Copy out the entries below precisely; nothing is to be omitted.

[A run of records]
+--

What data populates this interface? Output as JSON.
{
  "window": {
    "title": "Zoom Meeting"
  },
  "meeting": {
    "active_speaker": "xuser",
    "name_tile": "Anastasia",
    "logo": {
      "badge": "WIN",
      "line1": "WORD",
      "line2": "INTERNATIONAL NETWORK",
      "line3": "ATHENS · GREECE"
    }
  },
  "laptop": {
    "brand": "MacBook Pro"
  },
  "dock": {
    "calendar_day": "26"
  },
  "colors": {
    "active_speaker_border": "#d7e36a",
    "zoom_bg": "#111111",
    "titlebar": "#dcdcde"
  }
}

+--

TASK OUTPUT:
What data populates this interface? Output as JSON.
{
  "window": {
    "title": "Zoom Meeting"
  },
  "meeting": {
    "active_speaker": "xuser",
    "name_tile": "Anastasia",
    "logo": {
      "badge": "WIN",
      "line1": "WORD",
      "line2": "INTERNATIONAL NETWORK",
      "line3": "ATHENS · GREECE"
    }
  },
  "laptop": {
    "brand": "MacBook Pro"
  },
  "dock": {
    "calendar_day": "26"
  },
  "colors": {
    "active_speaker_border": "#d7e36a",
    "zoom_bg": "#111111",
    "titlebar": "#dcdcde"
  }
}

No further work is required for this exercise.